Requirements: Every line of the material that follows must be printed again exactly.

— BEGIN —

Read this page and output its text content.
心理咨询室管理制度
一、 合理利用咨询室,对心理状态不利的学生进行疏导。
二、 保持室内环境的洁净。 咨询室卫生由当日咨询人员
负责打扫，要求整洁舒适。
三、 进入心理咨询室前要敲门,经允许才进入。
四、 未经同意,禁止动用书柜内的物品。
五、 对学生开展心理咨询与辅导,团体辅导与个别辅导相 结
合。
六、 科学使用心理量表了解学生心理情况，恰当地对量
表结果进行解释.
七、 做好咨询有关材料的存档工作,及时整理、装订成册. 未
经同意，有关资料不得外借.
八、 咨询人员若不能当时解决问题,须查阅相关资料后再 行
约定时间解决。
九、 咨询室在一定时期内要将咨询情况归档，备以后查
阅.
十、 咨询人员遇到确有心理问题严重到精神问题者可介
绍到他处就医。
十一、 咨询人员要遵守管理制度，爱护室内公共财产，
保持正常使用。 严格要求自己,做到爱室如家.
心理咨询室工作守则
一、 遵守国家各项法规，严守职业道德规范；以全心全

— END —

Final answer:
Read this page and output its text content.
心理咨询室管理制度
一、 合理利用咨询室,对心理状态不利的学生进行疏导。
二、 保持室内环境的洁净。 咨询室卫生由当日咨询人员
负责打扫，要求整洁舒适。
三、 进入心理咨询室前要敲门,经允许才进入。
四、 未经同意,禁止动用书柜内的物品。
五、 对学生开展心理咨询与辅导,团体辅导与个别辅导相 结
合。
六、 科学使用心理量表了解学生心理情况，恰当地对量
表结果进行解释.
七、 做好咨询有关材料的存档工作,及时整理、装订成册. 未
经同意，有关资料不得外借.
八、 咨询人员若不能当时解决问题,须查阅相关资料后再 行
约定时间解决。
九、 咨询室在一定时期内要将咨询情况归档，备以后查
阅.
十、 咨询人员遇到确有心理问题严重到精神问题者可介
绍到他处就医。
十一、 咨询人员要遵守管理制度，爱护室内公共财产，
保持正常使用。 严格要求自己,做到爱室如家.
心理咨询室工作守则
一、 遵守国家各项法规，严守职业道德规范；以全心全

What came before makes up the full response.